>> START Data records
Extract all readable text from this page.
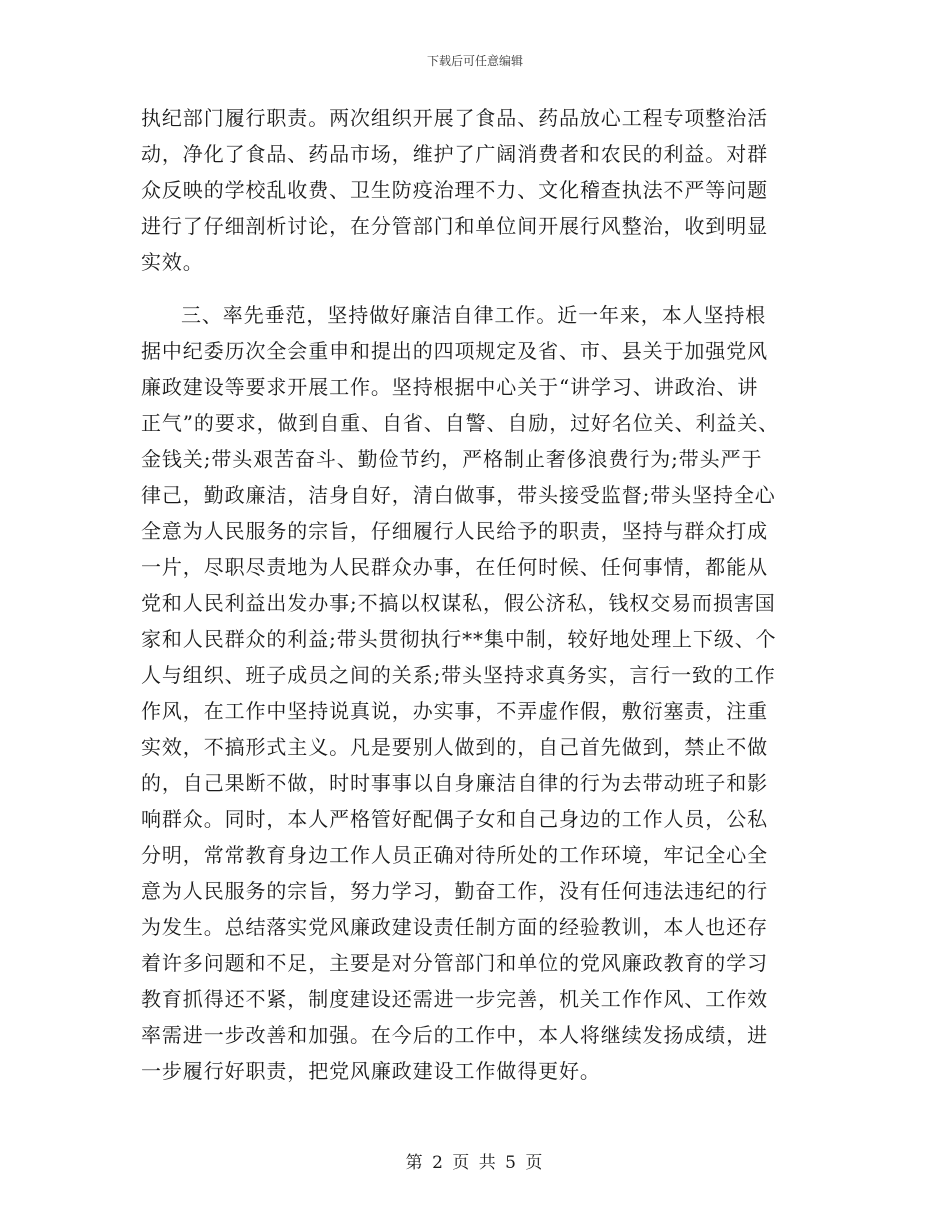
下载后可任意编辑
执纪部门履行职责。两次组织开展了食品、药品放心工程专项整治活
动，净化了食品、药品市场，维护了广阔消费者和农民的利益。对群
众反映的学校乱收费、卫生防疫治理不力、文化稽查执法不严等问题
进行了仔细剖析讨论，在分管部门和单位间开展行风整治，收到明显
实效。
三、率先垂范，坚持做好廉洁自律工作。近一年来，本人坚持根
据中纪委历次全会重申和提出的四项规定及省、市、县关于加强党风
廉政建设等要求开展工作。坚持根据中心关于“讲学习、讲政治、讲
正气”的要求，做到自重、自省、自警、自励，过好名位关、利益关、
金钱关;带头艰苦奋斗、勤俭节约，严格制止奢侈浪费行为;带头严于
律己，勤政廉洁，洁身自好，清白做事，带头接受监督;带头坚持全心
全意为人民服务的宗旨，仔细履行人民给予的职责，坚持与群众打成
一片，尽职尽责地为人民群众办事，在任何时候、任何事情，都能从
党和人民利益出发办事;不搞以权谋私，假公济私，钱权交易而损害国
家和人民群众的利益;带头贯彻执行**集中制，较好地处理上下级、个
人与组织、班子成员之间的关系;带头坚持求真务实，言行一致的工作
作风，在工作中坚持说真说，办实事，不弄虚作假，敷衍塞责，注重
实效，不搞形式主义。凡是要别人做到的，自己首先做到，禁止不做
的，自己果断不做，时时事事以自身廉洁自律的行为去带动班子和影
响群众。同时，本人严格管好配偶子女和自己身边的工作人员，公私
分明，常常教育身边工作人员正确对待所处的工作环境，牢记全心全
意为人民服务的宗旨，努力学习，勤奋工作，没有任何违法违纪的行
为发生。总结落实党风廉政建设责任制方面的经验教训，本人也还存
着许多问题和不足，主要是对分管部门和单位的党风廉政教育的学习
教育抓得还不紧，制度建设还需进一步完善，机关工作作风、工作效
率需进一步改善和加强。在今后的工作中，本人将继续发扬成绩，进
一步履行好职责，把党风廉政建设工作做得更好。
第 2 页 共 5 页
>> END Data records
◆ Short exercise: The material above must be printed exactly, with its pictures left out.

◆ Reply to the exercise:
Extract all readable text from this page.
下载后可任意编辑
执纪部门履行职责。两次组织开展了食品、药品放心工程专项整治活
动，净化了食品、药品市场，维护了广阔消费者和农民的利益。对群
众反映的学校乱收费、卫生防疫治理不力、文化稽查执法不严等问题
进行了仔细剖析讨论，在分管部门和单位间开展行风整治，收到明显
实效。
三、率先垂范，坚持做好廉洁自律工作。近一年来，本人坚持根
据中纪委历次全会重申和提出的四项规定及省、市、县关于加强党风
廉政建设等要求开展工作。坚持根据中心关于“讲学习、讲政治、讲
正气”的要求，做到自重、自省、自警、自励，过好名位关、利益关、
金钱关;带头艰苦奋斗、勤俭节约，严格制止奢侈浪费行为;带头严于
律己，勤政廉洁，洁身自好，清白做事，带头接受监督;带头坚持全心
全意为人民服务的宗旨，仔细履行人民给予的职责，坚持与群众打成
一片，尽职尽责地为人民群众办事，在任何时候、任何事情，都能从
党和人民利益出发办事;不搞以权谋私，假公济私，钱权交易而损害国
家和人民群众的利益;带头贯彻执行**集中制，较好地处理上下级、个
人与组织、班子成员之间的关系;带头坚持求真务实，言行一致的工作
作风，在工作中坚持说真说，办实事，不弄虚作假，敷衍塞责，注重
实效，不搞形式主义。凡是要别人做到的，自己首先做到，禁止不做
的，自己果断不做，时时事事以自身廉洁自律的行为去带动班子和影
响群众。同时，本人严格管好配偶子女和自己身边的工作人员，公私
分明，常常教育身边工作人员正确对待所处的工作环境，牢记全心全
意为人民服务的宗旨，努力学习，勤奋工作，没有任何违法违纪的行
为发生。总结落实党风廉政建设责任制方面的经验教训，本人也还存
着许多问题和不足，主要是对分管部门和单位的党风廉政教育的学习
教育抓得还不紧，制度建设还需进一步完善，机关工作作风、工作效
率需进一步改善和加强。在今后的工作中，本人将继续发扬成绩，进
一步履行好职责，把党风廉政建设工作做得更好。
第 2 页 共 5 页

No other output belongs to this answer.